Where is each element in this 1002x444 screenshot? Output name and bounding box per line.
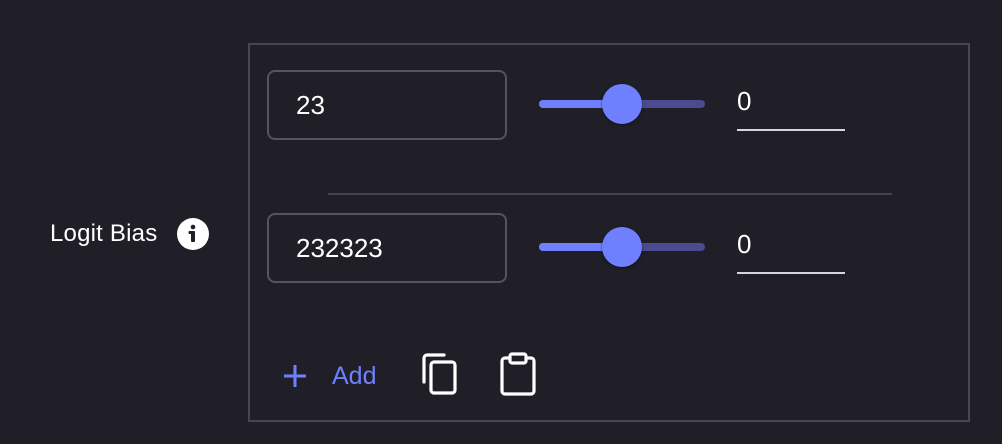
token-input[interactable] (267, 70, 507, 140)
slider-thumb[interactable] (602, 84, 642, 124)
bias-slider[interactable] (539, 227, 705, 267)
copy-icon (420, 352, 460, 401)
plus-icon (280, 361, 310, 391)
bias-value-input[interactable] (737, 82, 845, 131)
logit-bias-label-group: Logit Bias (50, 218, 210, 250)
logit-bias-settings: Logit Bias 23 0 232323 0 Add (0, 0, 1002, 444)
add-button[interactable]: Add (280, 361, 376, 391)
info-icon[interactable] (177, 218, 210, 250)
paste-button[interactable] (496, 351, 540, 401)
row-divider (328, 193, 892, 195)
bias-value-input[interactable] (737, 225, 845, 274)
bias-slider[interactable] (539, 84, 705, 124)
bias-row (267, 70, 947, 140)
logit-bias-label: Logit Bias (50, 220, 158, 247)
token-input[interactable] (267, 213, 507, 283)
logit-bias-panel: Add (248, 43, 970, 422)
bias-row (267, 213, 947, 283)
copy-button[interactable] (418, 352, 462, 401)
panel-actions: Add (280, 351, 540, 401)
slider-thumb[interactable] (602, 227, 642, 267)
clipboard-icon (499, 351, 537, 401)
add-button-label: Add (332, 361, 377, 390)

### EXERCISE DETAILS
Please reproduce the records above line for line, with no changes to any characters. Leave the pictures out of your output.

### CORRECT ANSWER
Where is each element in this 1002x444 screenshot? Output name and bounding box per line.
token-input[interactable] (267, 70, 507, 140)
slider-thumb[interactable] (602, 84, 642, 124)
bias-slider[interactable] (539, 227, 705, 267)
copy-icon (420, 352, 460, 401)
plus-icon (280, 361, 310, 391)
bias-value-input[interactable] (737, 82, 845, 131)
logit-bias-label-group: Logit Bias (50, 218, 210, 250)
logit-bias-settings: Logit Bias 23 0 232323 0 Add (0, 0, 1002, 444)
add-button[interactable]: Add (280, 361, 376, 391)
info-icon[interactable] (177, 218, 210, 250)
paste-button[interactable] (496, 351, 540, 401)
row-divider (328, 193, 892, 195)
bias-value-input[interactable] (737, 225, 845, 274)
bias-slider[interactable] (539, 84, 705, 124)
bias-row (267, 70, 947, 140)
logit-bias-label: Logit Bias (50, 220, 158, 247)
token-input[interactable] (267, 213, 507, 283)
logit-bias-panel: Add (248, 43, 970, 422)
bias-row (267, 213, 947, 283)
copy-button[interactable] (418, 352, 462, 401)
panel-actions: Add (280, 351, 540, 401)
slider-thumb[interactable] (602, 227, 642, 267)
clipboard-icon (499, 351, 537, 401)
add-button-label: Add (332, 361, 377, 390)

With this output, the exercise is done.